**The request:** Pull every line containing "JSON" out of the material below.

[Excerpts from a figure dataset]

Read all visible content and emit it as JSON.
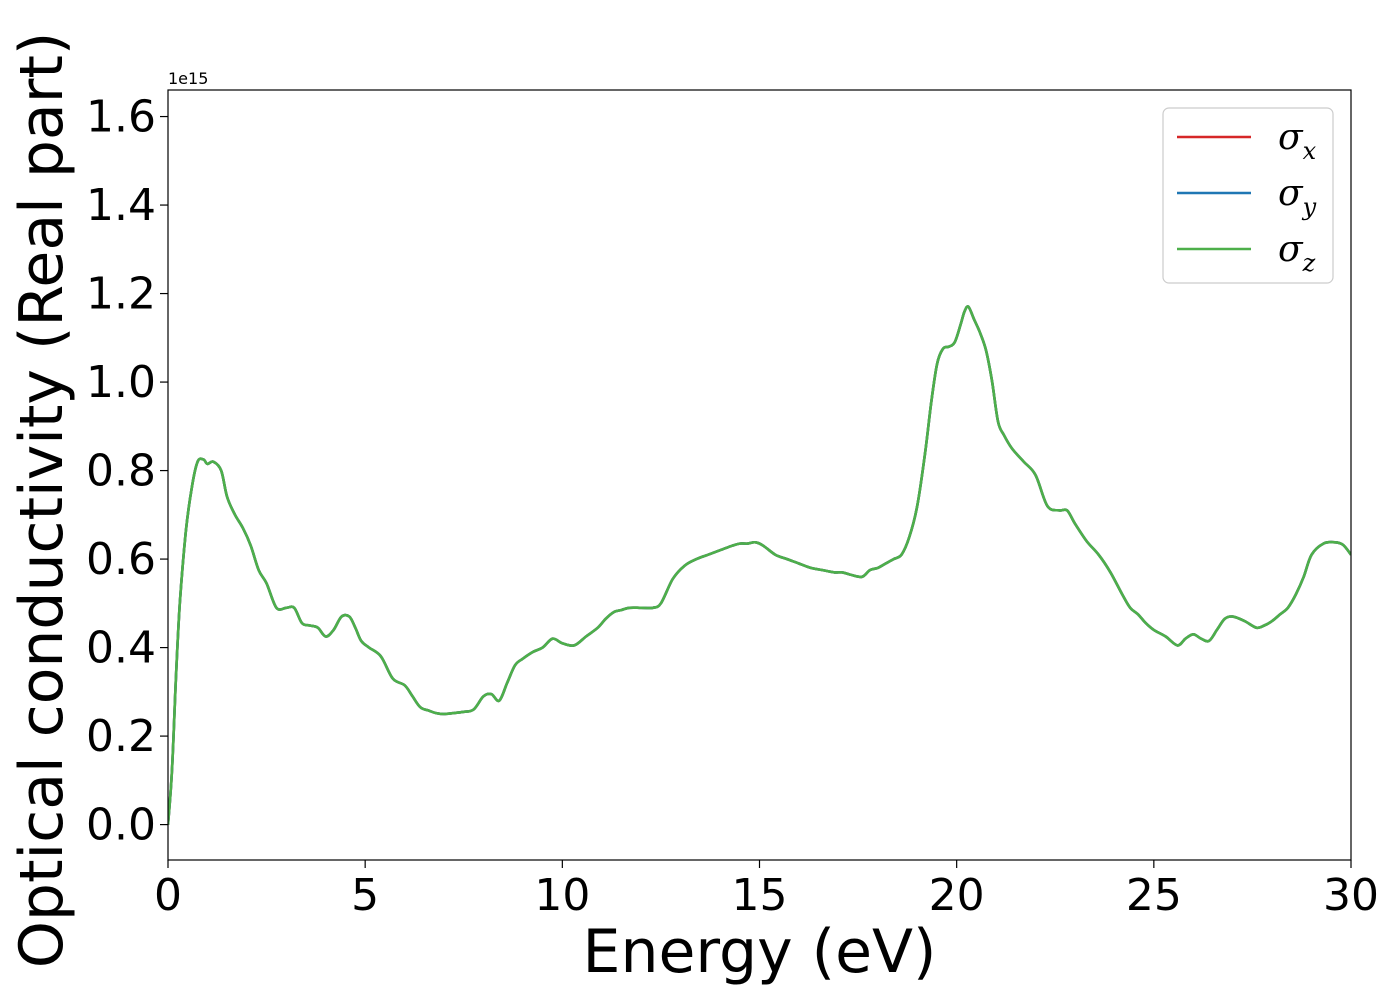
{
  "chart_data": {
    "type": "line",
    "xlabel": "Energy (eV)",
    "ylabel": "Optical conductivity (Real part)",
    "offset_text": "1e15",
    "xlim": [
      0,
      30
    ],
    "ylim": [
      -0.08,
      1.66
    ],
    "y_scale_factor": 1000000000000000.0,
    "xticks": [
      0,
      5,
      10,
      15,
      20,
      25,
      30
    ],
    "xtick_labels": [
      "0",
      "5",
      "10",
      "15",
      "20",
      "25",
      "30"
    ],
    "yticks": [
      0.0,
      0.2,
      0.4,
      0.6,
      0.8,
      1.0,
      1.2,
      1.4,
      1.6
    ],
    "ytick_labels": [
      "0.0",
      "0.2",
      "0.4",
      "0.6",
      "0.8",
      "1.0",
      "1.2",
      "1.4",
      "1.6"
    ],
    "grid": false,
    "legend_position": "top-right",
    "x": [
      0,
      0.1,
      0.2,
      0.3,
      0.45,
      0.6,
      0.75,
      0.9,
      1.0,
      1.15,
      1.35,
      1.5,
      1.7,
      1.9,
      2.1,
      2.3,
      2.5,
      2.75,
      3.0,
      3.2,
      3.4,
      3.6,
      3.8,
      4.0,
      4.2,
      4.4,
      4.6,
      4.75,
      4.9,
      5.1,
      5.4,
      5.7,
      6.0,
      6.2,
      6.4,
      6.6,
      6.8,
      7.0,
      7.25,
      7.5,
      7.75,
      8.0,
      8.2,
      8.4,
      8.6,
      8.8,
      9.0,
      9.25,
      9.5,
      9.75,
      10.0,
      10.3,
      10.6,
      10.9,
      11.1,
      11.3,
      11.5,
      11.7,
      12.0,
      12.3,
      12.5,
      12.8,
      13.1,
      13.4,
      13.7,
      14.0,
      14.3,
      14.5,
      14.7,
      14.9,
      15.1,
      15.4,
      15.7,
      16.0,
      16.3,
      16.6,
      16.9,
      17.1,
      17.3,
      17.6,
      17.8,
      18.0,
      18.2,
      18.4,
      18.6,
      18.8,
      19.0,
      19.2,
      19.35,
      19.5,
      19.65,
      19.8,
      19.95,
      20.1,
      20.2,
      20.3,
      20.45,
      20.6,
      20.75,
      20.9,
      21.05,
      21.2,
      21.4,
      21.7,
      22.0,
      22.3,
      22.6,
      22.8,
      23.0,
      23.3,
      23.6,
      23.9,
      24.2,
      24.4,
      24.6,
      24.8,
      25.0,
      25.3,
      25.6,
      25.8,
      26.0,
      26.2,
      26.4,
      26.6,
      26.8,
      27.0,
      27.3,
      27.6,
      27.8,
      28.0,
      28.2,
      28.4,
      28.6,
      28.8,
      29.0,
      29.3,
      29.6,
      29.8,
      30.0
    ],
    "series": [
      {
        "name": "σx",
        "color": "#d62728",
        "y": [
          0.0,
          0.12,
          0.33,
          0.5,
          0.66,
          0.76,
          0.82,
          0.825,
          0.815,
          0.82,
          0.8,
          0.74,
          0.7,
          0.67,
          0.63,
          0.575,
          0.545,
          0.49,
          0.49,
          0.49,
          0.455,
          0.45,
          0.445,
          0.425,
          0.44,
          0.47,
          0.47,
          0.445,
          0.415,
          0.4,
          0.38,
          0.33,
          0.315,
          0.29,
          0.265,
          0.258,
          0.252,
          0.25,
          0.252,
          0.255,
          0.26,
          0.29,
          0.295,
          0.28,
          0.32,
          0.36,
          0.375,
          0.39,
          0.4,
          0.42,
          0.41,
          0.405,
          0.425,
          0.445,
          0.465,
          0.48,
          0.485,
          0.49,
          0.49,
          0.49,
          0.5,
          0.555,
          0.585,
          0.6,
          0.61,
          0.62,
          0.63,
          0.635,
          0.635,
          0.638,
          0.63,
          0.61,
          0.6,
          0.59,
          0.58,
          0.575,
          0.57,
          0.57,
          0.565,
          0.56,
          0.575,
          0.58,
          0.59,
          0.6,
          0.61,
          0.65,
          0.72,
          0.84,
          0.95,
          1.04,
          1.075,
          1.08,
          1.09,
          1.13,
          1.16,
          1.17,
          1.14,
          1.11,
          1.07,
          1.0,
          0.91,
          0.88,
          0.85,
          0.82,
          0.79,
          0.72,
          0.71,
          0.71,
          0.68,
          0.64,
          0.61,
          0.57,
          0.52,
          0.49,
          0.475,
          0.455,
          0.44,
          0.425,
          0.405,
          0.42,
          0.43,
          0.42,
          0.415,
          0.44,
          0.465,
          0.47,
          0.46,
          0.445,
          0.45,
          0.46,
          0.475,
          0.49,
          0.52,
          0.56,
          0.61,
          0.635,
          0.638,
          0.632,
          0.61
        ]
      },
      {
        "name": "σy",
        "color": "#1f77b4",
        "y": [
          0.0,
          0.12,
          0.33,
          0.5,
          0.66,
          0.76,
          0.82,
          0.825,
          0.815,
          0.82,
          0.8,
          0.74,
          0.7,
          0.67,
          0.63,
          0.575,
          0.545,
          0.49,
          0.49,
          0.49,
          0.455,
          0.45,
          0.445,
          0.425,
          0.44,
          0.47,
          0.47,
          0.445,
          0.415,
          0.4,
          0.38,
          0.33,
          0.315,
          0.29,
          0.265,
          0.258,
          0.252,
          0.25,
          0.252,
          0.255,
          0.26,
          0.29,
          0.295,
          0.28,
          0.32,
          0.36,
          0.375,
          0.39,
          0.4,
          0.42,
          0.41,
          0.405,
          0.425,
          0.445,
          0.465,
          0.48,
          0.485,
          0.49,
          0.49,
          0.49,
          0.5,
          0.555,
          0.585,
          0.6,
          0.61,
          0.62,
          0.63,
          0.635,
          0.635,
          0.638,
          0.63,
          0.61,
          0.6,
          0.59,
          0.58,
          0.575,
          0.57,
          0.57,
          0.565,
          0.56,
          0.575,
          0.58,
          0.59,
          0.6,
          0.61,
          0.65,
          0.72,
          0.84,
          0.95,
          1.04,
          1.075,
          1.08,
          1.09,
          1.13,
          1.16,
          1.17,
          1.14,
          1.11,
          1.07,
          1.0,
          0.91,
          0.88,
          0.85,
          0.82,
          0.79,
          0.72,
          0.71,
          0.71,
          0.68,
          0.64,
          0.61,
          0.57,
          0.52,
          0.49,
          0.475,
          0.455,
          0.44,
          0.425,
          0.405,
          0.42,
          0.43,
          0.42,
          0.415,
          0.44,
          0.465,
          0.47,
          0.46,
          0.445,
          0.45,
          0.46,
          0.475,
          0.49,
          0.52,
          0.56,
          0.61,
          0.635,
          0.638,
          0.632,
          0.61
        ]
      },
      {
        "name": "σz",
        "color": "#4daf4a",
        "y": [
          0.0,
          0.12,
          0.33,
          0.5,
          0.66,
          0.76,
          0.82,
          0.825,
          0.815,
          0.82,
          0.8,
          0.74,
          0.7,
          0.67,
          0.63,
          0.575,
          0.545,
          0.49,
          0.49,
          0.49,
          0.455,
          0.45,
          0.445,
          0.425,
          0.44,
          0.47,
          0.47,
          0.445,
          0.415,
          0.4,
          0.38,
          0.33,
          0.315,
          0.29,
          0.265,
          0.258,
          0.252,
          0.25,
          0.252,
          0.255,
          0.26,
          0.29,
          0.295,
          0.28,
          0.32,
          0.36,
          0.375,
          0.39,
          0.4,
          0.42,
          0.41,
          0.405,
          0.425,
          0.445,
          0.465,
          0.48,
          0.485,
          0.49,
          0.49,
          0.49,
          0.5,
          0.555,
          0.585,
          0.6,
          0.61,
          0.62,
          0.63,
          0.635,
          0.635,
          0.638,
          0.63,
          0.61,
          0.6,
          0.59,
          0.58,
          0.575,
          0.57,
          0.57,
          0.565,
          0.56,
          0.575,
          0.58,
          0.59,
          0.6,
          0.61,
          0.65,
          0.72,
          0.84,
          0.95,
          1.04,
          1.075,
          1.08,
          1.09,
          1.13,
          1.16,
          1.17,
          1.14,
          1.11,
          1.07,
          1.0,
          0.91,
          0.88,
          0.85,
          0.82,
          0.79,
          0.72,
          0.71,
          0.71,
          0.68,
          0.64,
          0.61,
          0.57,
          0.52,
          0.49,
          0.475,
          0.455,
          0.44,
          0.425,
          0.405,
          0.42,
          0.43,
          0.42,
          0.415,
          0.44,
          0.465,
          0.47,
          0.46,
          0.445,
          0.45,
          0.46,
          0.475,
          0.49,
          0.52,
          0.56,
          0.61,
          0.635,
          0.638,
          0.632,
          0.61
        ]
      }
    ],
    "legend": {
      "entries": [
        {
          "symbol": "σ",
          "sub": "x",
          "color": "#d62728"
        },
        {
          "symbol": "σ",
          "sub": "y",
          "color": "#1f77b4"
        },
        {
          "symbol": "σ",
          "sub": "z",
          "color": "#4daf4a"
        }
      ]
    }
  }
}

==

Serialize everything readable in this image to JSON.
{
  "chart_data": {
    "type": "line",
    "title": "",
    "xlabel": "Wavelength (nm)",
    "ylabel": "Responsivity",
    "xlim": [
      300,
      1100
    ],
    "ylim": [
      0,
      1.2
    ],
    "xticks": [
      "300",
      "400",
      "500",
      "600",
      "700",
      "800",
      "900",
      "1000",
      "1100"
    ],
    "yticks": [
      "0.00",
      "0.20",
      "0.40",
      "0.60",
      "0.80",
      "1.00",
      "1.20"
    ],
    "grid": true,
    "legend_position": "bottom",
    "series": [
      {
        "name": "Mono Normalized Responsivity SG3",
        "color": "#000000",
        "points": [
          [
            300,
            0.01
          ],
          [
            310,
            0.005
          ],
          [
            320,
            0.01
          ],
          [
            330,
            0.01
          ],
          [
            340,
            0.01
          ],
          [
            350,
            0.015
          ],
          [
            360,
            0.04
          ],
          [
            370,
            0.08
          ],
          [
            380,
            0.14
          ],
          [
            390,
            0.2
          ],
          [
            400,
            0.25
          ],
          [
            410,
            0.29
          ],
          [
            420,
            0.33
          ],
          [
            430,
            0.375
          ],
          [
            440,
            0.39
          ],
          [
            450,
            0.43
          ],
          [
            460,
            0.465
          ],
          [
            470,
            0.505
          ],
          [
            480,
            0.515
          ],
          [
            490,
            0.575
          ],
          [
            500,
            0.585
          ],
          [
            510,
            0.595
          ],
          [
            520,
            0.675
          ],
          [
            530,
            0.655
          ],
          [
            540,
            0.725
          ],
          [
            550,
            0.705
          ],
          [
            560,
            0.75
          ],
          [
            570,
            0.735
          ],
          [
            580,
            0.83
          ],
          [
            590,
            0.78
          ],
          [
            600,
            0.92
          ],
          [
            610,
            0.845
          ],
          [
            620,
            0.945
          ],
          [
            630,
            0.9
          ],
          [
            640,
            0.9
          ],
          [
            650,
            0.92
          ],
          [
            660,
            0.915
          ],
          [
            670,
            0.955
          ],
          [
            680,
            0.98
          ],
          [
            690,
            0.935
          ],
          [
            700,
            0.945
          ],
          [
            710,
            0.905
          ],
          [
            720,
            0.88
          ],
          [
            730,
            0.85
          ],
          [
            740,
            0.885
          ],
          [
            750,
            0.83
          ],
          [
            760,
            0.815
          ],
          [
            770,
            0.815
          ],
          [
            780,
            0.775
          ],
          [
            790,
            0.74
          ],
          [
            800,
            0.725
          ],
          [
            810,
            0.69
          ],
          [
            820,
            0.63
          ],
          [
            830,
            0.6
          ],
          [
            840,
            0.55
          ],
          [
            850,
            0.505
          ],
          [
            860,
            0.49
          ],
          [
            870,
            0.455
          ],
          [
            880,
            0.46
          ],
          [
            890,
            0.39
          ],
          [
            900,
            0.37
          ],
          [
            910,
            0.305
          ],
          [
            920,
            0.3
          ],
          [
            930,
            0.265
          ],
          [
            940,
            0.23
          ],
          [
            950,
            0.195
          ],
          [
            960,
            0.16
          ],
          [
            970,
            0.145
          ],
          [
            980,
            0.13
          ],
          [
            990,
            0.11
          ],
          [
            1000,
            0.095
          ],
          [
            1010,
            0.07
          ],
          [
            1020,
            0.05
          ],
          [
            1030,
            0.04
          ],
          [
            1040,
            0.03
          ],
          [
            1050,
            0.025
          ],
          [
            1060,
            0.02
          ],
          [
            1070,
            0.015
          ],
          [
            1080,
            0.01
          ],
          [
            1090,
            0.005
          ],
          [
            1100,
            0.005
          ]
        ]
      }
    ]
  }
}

**Solution to the problem:**
Read all visible content and emit it as JSON.
Serialize everything readable in this image to JSON.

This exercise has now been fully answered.